---- Dataset excerpts

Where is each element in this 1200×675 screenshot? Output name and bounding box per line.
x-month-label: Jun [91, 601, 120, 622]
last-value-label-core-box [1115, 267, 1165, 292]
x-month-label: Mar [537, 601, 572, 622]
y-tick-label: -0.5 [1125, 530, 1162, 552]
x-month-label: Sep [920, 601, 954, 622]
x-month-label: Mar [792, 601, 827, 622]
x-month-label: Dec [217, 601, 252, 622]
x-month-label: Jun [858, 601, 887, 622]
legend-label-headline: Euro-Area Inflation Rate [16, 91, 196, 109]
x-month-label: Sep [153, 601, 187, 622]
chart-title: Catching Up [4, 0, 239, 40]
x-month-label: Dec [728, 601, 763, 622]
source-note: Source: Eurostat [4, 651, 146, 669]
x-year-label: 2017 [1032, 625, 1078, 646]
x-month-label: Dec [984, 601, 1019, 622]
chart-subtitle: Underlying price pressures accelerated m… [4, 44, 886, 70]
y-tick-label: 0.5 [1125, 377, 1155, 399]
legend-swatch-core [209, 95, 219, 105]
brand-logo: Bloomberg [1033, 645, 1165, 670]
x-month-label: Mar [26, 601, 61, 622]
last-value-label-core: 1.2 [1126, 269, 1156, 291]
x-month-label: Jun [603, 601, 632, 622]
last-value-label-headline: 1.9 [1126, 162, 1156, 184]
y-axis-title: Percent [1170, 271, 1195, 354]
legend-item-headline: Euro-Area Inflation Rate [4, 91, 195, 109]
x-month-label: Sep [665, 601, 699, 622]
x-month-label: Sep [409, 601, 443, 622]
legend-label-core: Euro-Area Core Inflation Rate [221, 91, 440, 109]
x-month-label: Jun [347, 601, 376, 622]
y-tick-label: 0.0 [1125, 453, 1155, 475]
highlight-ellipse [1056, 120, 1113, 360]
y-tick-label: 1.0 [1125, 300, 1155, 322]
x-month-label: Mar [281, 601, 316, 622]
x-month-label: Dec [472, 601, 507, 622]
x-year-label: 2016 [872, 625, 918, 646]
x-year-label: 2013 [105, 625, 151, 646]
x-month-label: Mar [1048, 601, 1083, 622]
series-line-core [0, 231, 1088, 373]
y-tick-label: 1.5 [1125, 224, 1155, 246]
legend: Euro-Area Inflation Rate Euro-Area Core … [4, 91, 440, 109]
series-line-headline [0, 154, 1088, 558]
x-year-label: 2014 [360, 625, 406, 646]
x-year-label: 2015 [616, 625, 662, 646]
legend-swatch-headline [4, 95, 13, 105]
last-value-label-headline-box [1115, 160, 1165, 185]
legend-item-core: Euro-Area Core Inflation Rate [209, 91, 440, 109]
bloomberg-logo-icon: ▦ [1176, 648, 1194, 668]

--------

What to produce
Reproduce the records above word for word, every line in its original order and with nothing changed.

Expected answer
Where is each element in this 1200×675 screenshot? Output name and bounding box per line.
x-month-label: Jun [91, 601, 120, 622]
last-value-label-core-box [1115, 267, 1165, 292]
x-month-label: Mar [537, 601, 572, 622]
y-tick-label: -0.5 [1125, 530, 1162, 552]
x-month-label: Sep [920, 601, 954, 622]
x-month-label: Mar [792, 601, 827, 622]
x-month-label: Dec [217, 601, 252, 622]
x-month-label: Jun [858, 601, 887, 622]
legend-label-headline: Euro-Area Inflation Rate [16, 91, 196, 109]
x-month-label: Sep [153, 601, 187, 622]
chart-title: Catching Up [4, 0, 239, 40]
x-month-label: Dec [728, 601, 763, 622]
source-note: Source: Eurostat [4, 651, 146, 669]
x-year-label: 2017 [1032, 625, 1078, 646]
x-month-label: Dec [984, 601, 1019, 622]
chart-subtitle: Underlying price pressures accelerated m… [4, 44, 886, 70]
y-tick-label: 0.5 [1125, 377, 1155, 399]
legend-swatch-core [209, 95, 219, 105]
brand-logo: Bloomberg [1033, 645, 1165, 670]
x-month-label: Mar [26, 601, 61, 622]
last-value-label-core: 1.2 [1126, 269, 1156, 291]
x-month-label: Jun [603, 601, 632, 622]
last-value-label-headline: 1.9 [1126, 162, 1156, 184]
y-axis-title: Percent [1170, 271, 1195, 354]
legend-item-headline: Euro-Area Inflation Rate [4, 91, 195, 109]
x-month-label: Sep [665, 601, 699, 622]
x-month-label: Sep [409, 601, 443, 622]
legend-label-core: Euro-Area Core Inflation Rate [221, 91, 440, 109]
x-month-label: Jun [347, 601, 376, 622]
y-tick-label: 0.0 [1125, 453, 1155, 475]
highlight-ellipse [1056, 120, 1113, 360]
y-tick-label: 1.0 [1125, 300, 1155, 322]
x-month-label: Mar [281, 601, 316, 622]
x-month-label: Dec [472, 601, 507, 622]
x-year-label: 2016 [872, 625, 918, 646]
x-year-label: 2013 [105, 625, 151, 646]
x-month-label: Mar [1048, 601, 1083, 622]
series-line-core [0, 231, 1088, 373]
y-tick-label: 1.5 [1125, 224, 1155, 246]
legend: Euro-Area Inflation Rate Euro-Area Core … [4, 91, 440, 109]
series-line-headline [0, 154, 1088, 558]
x-year-label: 2014 [360, 625, 406, 646]
x-year-label: 2015 [616, 625, 662, 646]
legend-swatch-headline [4, 95, 13, 105]
last-value-label-headline-box [1115, 160, 1165, 185]
legend-item-core: Euro-Area Core Inflation Rate [209, 91, 440, 109]
bloomberg-logo-icon: ▦ [1176, 648, 1194, 668]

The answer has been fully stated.